### Extracted data:
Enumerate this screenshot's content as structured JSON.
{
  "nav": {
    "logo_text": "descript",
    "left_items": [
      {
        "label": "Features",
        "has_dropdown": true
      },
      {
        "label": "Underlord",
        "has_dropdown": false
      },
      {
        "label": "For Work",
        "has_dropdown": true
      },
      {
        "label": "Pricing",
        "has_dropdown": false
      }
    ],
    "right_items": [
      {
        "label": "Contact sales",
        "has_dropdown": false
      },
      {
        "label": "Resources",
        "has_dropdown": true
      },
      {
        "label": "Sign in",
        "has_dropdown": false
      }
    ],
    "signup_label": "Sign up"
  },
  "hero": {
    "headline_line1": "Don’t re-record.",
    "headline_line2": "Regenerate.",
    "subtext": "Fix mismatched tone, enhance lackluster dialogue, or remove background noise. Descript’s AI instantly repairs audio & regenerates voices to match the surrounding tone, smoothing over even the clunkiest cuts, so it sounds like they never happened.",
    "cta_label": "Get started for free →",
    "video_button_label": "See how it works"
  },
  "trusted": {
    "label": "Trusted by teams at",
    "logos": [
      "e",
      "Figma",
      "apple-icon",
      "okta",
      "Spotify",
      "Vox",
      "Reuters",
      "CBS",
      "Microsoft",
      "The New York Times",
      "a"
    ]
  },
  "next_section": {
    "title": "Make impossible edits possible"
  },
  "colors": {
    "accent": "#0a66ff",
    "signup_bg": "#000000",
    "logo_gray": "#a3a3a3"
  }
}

### To do:
Retype all the records, matching them exactly.

### Output for this exercise:
Enumerate this screenshot's content as structured JSON.
{
  "nav": {
    "logo_text": "descript",
    "left_items": [
      {
        "label": "Features",
        "has_dropdown": true
      },
      {
        "label": "Underlord",
        "has_dropdown": false
      },
      {
        "label": "For Work",
        "has_dropdown": true
      },
      {
        "label": "Pricing",
        "has_dropdown": false
      }
    ],
    "right_items": [
      {
        "label": "Contact sales",
        "has_dropdown": false
      },
      {
        "label": "Resources",
        "has_dropdown": true
      },
      {
        "label": "Sign in",
        "has_dropdown": false
      }
    ],
    "signup_label": "Sign up"
  },
  "hero": {
    "headline_line1": "Don’t re-record.",
    "headline_line2": "Regenerate.",
    "subtext": "Fix mismatched tone, enhance lackluster dialogue, or remove background noise. Descript’s AI instantly repairs audio & regenerates voices to match the surrounding tone, smoothing over even the clunkiest cuts, so it sounds like they never happened.",
    "cta_label": "Get started for free →",
    "video_button_label": "See how it works"
  },
  "trusted": {
    "label": "Trusted by teams at",
    "logos": [
      "e",
      "Figma",
      "apple-icon",
      "okta",
      "Spotify",
      "Vox",
      "Reuters",
      "CBS",
      "Microsoft",
      "The New York Times",
      "a"
    ]
  },
  "next_section": {
    "title": "Make impossible edits possible"
  },
  "colors": {
    "accent": "#0a66ff",
    "signup_bg": "#000000",
    "logo_gray": "#a3a3a3"
  }
}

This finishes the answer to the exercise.